STORED DATA:
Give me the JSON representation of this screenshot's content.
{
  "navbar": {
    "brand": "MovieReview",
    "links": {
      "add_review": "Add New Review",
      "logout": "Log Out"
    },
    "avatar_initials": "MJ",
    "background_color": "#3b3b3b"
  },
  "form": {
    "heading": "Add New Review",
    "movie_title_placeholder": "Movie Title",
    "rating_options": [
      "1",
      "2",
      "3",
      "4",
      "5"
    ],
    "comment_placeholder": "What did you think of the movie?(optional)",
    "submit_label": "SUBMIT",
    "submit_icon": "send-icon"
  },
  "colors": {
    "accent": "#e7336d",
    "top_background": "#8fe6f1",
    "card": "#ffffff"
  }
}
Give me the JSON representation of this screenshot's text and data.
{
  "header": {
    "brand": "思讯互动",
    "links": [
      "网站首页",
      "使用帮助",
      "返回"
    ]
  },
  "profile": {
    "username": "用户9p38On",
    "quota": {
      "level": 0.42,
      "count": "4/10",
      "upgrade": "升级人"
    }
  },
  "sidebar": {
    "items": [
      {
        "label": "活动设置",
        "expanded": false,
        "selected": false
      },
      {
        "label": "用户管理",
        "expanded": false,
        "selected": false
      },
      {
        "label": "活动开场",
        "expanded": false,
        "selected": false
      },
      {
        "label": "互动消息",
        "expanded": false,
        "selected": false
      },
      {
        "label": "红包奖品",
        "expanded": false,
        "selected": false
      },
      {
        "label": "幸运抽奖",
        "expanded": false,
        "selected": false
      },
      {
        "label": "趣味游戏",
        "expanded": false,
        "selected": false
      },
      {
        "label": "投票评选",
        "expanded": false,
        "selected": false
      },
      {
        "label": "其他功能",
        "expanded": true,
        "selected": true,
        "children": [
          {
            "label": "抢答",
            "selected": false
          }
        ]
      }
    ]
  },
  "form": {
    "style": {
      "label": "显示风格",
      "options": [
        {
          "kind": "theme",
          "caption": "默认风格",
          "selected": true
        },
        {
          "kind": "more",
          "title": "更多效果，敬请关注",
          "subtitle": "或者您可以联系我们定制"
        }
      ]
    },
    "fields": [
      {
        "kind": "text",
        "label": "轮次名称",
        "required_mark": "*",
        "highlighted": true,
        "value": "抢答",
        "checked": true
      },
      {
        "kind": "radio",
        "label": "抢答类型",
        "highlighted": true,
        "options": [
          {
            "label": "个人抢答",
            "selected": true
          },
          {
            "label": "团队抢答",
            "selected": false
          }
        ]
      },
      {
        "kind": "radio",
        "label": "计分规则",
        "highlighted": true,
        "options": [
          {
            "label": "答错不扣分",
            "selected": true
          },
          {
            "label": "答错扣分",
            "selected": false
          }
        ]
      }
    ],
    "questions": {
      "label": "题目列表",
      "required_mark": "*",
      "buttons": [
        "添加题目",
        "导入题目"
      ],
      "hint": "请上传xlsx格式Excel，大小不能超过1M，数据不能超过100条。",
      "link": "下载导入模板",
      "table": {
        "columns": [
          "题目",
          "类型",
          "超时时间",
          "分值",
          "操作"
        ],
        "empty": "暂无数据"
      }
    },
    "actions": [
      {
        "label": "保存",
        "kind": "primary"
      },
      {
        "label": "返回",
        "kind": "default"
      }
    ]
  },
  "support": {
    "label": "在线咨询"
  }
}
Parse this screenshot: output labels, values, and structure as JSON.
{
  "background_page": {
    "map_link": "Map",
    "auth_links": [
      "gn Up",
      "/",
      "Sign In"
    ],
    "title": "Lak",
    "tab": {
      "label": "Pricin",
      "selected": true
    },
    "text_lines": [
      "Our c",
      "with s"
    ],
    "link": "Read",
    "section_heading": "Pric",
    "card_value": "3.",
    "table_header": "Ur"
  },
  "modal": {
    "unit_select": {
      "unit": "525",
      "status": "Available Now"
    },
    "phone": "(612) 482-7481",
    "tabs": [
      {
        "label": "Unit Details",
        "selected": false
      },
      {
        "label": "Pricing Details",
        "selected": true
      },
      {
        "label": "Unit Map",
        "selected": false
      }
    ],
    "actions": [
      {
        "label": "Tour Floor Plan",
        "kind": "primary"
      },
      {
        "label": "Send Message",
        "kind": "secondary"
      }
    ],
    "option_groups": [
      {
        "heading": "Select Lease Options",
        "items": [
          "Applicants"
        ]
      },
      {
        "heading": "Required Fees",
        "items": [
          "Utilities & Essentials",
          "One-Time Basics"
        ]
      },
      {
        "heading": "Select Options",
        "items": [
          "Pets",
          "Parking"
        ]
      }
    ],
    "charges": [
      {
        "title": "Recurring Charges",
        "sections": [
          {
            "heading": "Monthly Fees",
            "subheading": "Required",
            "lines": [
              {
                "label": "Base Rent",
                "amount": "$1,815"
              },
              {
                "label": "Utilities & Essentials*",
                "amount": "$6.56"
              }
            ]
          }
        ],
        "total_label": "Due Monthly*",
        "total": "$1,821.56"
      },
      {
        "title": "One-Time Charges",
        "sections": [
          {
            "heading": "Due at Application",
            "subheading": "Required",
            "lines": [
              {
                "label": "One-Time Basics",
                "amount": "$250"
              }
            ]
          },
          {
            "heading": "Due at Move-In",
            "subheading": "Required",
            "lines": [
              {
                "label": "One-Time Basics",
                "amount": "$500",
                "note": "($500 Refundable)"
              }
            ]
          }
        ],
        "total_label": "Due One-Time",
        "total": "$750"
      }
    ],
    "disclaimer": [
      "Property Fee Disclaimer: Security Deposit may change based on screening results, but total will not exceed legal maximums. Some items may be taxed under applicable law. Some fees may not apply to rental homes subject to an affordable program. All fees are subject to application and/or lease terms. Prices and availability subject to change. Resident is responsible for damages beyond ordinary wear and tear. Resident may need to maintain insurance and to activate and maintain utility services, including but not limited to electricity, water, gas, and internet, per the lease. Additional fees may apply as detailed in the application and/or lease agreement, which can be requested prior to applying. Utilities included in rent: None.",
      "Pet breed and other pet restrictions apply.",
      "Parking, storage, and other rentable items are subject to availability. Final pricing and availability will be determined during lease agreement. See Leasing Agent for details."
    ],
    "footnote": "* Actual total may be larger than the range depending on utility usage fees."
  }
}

PROBLEM STATEMENT:
Make an exact copy of every entry.

EXPECTED OUTPUT:
Give me the JSON representation of this screenshot's content.
{
  "navbar": {
    "brand": "MovieReview",
    "links": {
      "add_review": "Add New Review",
      "logout": "Log Out"
    },
    "avatar_initials": "MJ",
    "background_color": "#3b3b3b"
  },
  "form": {
    "heading": "Add New Review",
    "movie_title_placeholder": "Movie Title",
    "rating_options": [
      "1",
      "2",
      "3",
      "4",
      "5"
    ],
    "comment_placeholder": "What did you think of the movie?(optional)",
    "submit_label": "SUBMIT",
    "submit_icon": "send-icon"
  },
  "colors": {
    "accent": "#e7336d",
    "top_background": "#8fe6f1",
    "card": "#ffffff"
  }
}
Give me the JSON representation of this screenshot's text and data.
{
  "header": {
    "brand": "思讯互动",
    "links": [
      "网站首页",
      "使用帮助",
      "返回"
    ]
  },
  "profile": {
    "username": "用户9p38On",
    "quota": {
      "level": 0.42,
      "count": "4/10",
      "upgrade": "升级人"
    }
  },
  "sidebar": {
    "items": [
      {
        "label": "活动设置",
        "expanded": false,
        "selected": false
      },
      {
        "label": "用户管理",
        "expanded": false,
        "selected": false
      },
      {
        "label": "活动开场",
        "expanded": false,
        "selected": false
      },
      {
        "label": "互动消息",
        "expanded": false,
        "selected": false
      },
      {
        "label": "红包奖品",
        "expanded": false,
        "selected": false
      },
      {
        "label": "幸运抽奖",
        "expanded": false,
        "selected": false
      },
      {
        "label": "趣味游戏",
        "expanded": false,
        "selected": false
      },
      {
        "label": "投票评选",
        "expanded": false,
        "selected": false
      },
      {
        "label": "其他功能",
        "expanded": true,
        "selected": true,
        "children": [
          {
            "label": "抢答",
            "selected": false
          }
        ]
      }
    ]
  },
  "form": {
    "style": {
      "label": "显示风格",
      "options": [
        {
          "kind": "theme",
          "caption": "默认风格",
          "selected": true
        },
        {
          "kind": "more",
          "title": "更多效果，敬请关注",
          "subtitle": "或者您可以联系我们定制"
        }
      ]
    },
    "fields": [
      {
        "kind": "text",
        "label": "轮次名称",
        "required_mark": "*",
        "highlighted": true,
        "value": "抢答",
        "checked": true
      },
      {
        "kind": "radio",
        "label": "抢答类型",
        "highlighted": true,
        "options": [
          {
            "label": "个人抢答",
            "selected": true
          },
          {
            "label": "团队抢答",
            "selected": false
          }
        ]
      },
      {
        "kind": "radio",
        "label": "计分规则",
        "highlighted": true,
        "options": [
          {
            "label": "答错不扣分",
            "selected": true
          },
          {
            "label": "答错扣分",
            "selected": false
          }
        ]
      }
    ],
    "questions": {
      "label": "题目列表",
      "required_mark": "*",
      "buttons": [
        "添加题目",
        "导入题目"
      ],
      "hint": "请上传xlsx格式Excel，大小不能超过1M，数据不能超过100条。",
      "link": "下载导入模板",
      "table": {
        "columns": [
          "题目",
          "类型",
          "超时时间",
          "分值",
          "操作"
        ],
        "empty": "暂无数据"
      }
    },
    "actions": [
      {
        "label": "保存",
        "kind": "primary"
      },
      {
        "label": "返回",
        "kind": "default"
      }
    ]
  },
  "support": {
    "label": "在线咨询"
  }
}
Parse this screenshot: output labels, values, and structure as JSON.
{
  "background_page": {
    "map_link": "Map",
    "auth_links": [
      "gn Up",
      "/",
      "Sign In"
    ],
    "title": "Lak",
    "tab": {
      "label": "Pricin",
      "selected": true
    },
    "text_lines": [
      "Our c",
      "with s"
    ],
    "link": "Read",
    "section_heading": "Pric",
    "card_value": "3.",
    "table_header": "Ur"
  },
  "modal": {
    "unit_select": {
      "unit": "525",
      "status": "Available Now"
    },
    "phone": "(612) 482-7481",
    "tabs": [
      {
        "label": "Unit Details",
        "selected": false
      },
      {
        "label": "Pricing Details",
        "selected": true
      },
      {
        "label": "Unit Map",
        "selected": false
      }
    ],
    "actions": [
      {
        "label": "Tour Floor Plan",
        "kind": "primary"
      },
      {
        "label": "Send Message",
        "kind": "secondary"
      }
    ],
    "option_groups": [
      {
        "heading": "Select Lease Options",
        "items": [
          "Applicants"
        ]
      },
      {
        "heading": "Required Fees",
        "items": [
          "Utilities & Essentials",
          "One-Time Basics"
        ]
      },
      {
        "heading": "Select Options",
        "items": [
          "Pets",
          "Parking"
        ]
      }
    ],
    "charges": [
      {
        "title": "Recurring Charges",
        "sections": [
          {
            "heading": "Monthly Fees",
            "subheading": "Required",
            "lines": [
              {
                "label": "Base Rent",
                "amount": "$1,815"
              },
              {
                "label": "Utilities & Essentials*",
                "amount": "$6.56"
              }
            ]
          }
        ],
        "total_label": "Due Monthly*",
        "total": "$1,821.56"
      },
      {
        "title": "One-Time Charges",
        "sections": [
          {
            "heading": "Due at Application",
            "subheading": "Required",
            "lines": [
              {
                "label": "One-Time Basics",
                "amount": "$250"
              }
            ]
          },
          {
            "heading": "Due at Move-In",
            "subheading": "Required",
            "lines": [
              {
                "label": "One-Time Basics",
                "amount": "$500",
                "note": "($500 Refundable)"
              }
            ]
          }
        ],
        "total_label": "Due One-Time",
        "total": "$750"
      }
    ],
    "disclaimer": [
      "Property Fee Disclaimer: Security Deposit may change based on screening results, but total will not exceed legal maximums. Some items may be taxed under applicable law. Some fees may not apply to rental homes subject to an affordable program. All fees are subject to application and/or lease terms. Prices and availability subject to change. Resident is responsible for damages beyond ordinary wear and tear. Resident may need to maintain insurance and to activate and maintain utility services, including but not limited to electricity, water, gas, and internet, per the lease. Additional fees may apply as detailed in the application and/or lease agreement, which can be requested prior to applying. Utilities included in rent: None.",
      "Pet breed and other pet restrictions apply.",
      "Parking, storage, and other rentable items are subject to availability. Final pricing and availability will be determined during lease agreement. See Leasing Agent for details."
    ],
    "footnote": "* Actual total may be larger than the range depending on utility usage fees."
  }
}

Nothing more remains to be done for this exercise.